▶ _WHAT YOU ARE ASKED TO DO_
Give the number of lines in the listing that hold the word "content". Write nothing but that number.

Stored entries
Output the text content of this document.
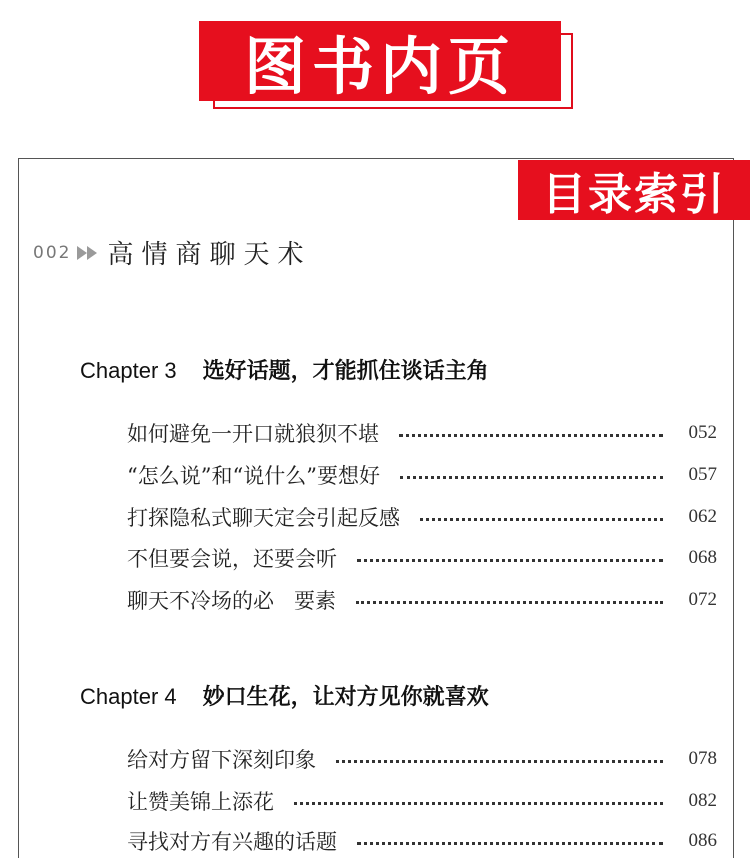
图书内页
目录索引
002 高情商聊天术
Chapter 3 选好话题，才能抓住谈话主角
如何避免一开口就狼狈不堪	052
“怎么说”和“说什么”要想好	057
打探隐私式聊天定会引起反感	062
不但要会说，还要会听	068
聊天不冷场的必   要素	072
Chapter 4 妙口生花，让对方见你就喜欢
给对方留下深刻印象	078
让赞美锦上添花	082
寻找对方有兴趣的话题	086
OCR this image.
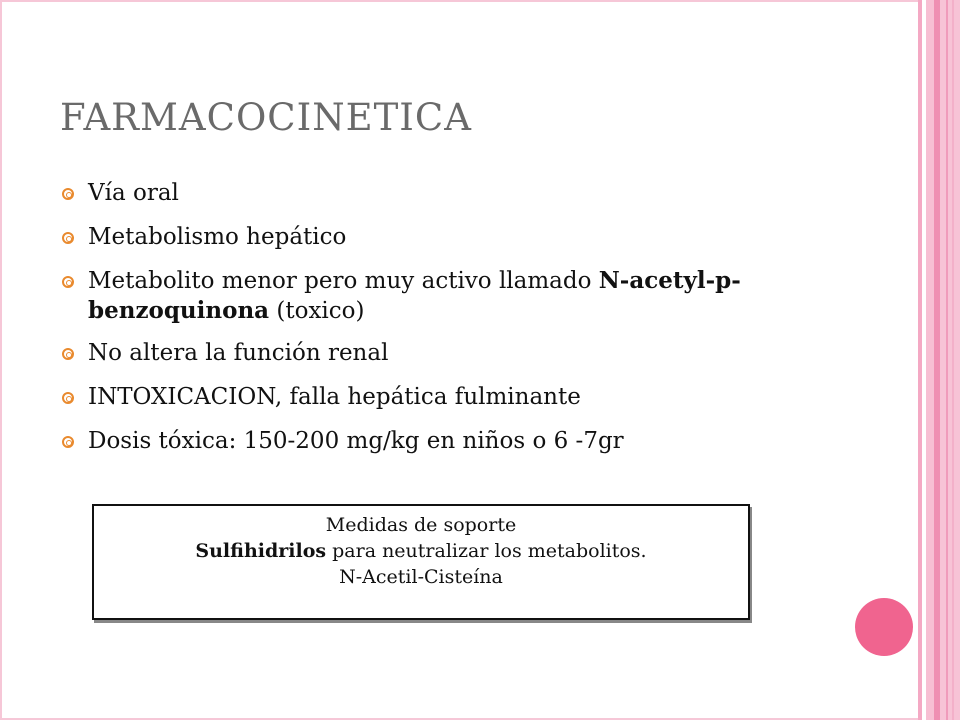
FARMACOCINETICA
Vía oral
Metabolismo hepático
Metabolito menor pero muy activo llamado N-acetyl-p-benzoquinona (toxico)
No altera la función renal
INTOXICACION, falla hepática fulminante
Dosis tóxica: 150-200 mg/kg en niños o 6 -7gr
Medidas de soporte
Sulfihidrilos para neutralizar los metabolitos.
N-Acetil-Cisteína
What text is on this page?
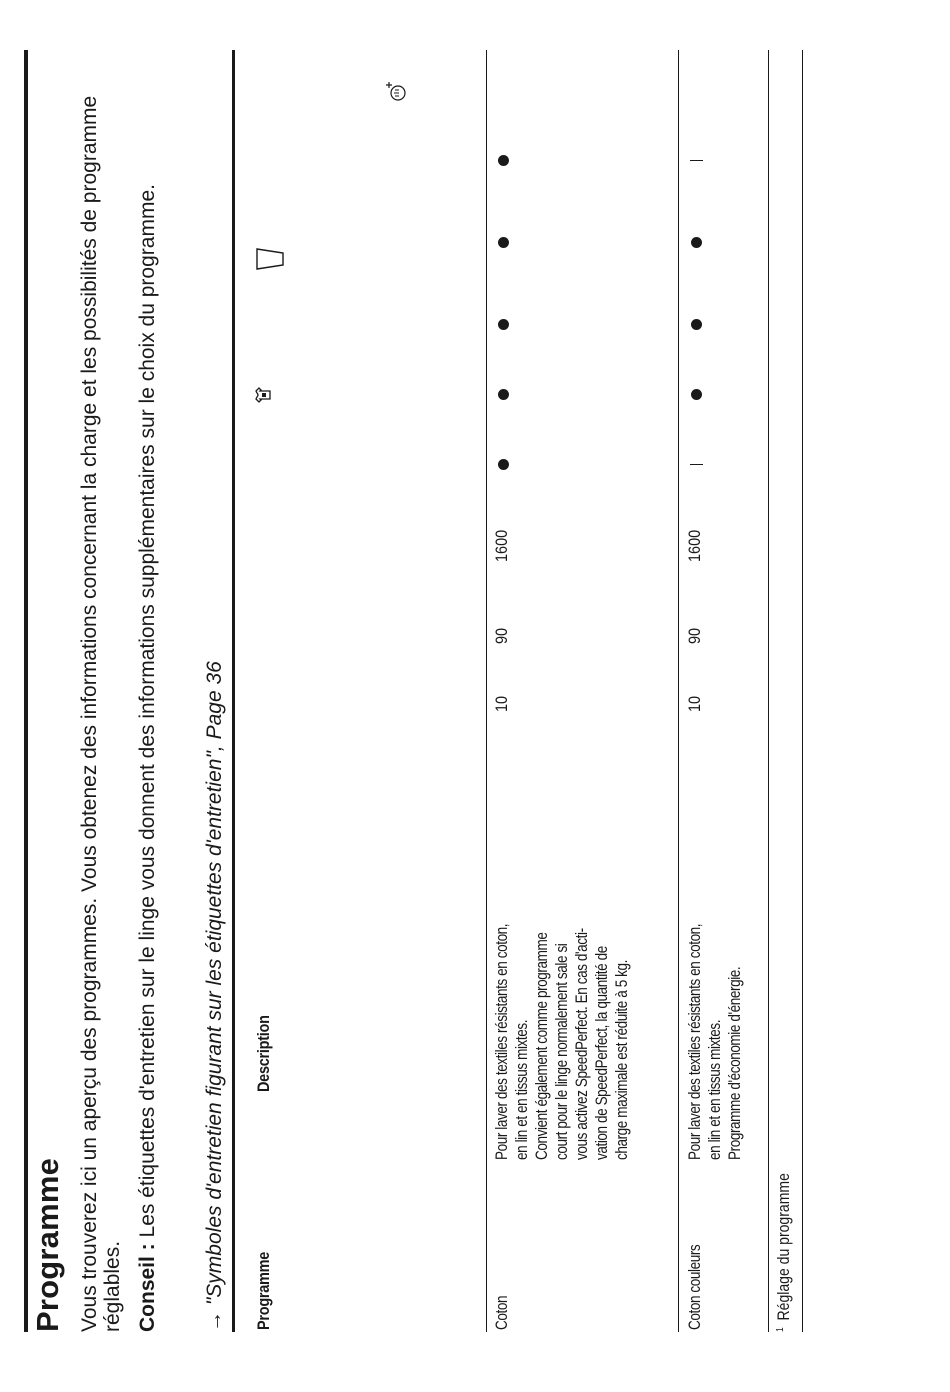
Programme Vous trouverez ici un aperçu des programmes. Vous obtenez des informations concernant la charge et les possibilités de programme réglables. Conseil : Les étiquettes d'entretien sur le linge vous donnent des informations supplémentaires sur le choix du programme.
→ "Symboles d'entretien figurant sur les étiquettes d'entretien", Page 36 Programme
Description
Coton
Pour laver des textiles résistants en coton, en lin et en tissus mixtes. Convient également comme programme court pour le linge normalement sale si vous activez SpeedPerfect. En cas d'acti- vation de SpeedPerfect, la quantité de charge maximale est réduite à 5 kg.
10
90
1600
Coton couleurs
Pour laver des textiles résistants en coton, en lin et en tissus mixtes. Programme d'économie d'énergie.
10
90
1600
$^1$Réglage du programme
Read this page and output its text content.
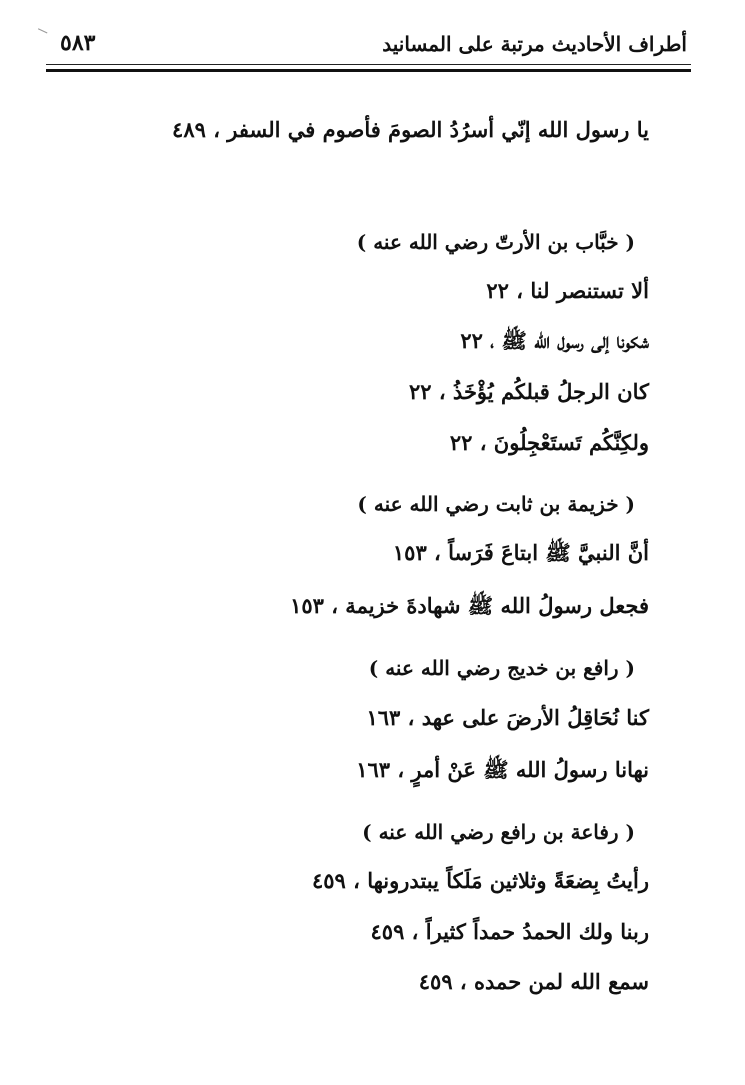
٥٨٣	أطراف الأحاديث مرتبة على المسانيد
يا رسول الله إنّي أسرُدُ الصومَ فأصوم في السفر ، ٤٨٩
( خبَّاب بن الأرتّ رضي الله عنه )
ألا تستنصر لنا ، ٢٢
شكونا إلى رسول الله ﷺ ، ٢٢
كان الرجلُ قبلكُم يُؤْخَذُ ، ٢٢
ولكِنَّكُم تَستَعْجِلُونَ ، ٢٢
( خزيمة بن ثابت رضي الله عنه )
أنَّ النبيَّ ﷺ ابتاعَ فَرَساً ، ١٥٣
فجعل رسولُ الله ﷺ شهادةَ خزيمة ، ١٥٣
( رافع بن خديج رضي الله عنه )
كنا نُحَاقِلُ الأرضَ على عهد ، ١٦٣
نهانا رسولُ الله ﷺ عَنْ أمرٍ ، ١٦٣
( رفاعة بن رافع رضي الله عنه )
رأيتُ بِضعَةً وثلاثين مَلَكاً يبتدرونها ، ٤٥٩
ربنا ولك الحمدُ حمداً كثيراً ، ٤٥٩
سمع الله لمن حمده ، ٤٥٩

▶ _ANSWER TO THIS PROBLEM_
2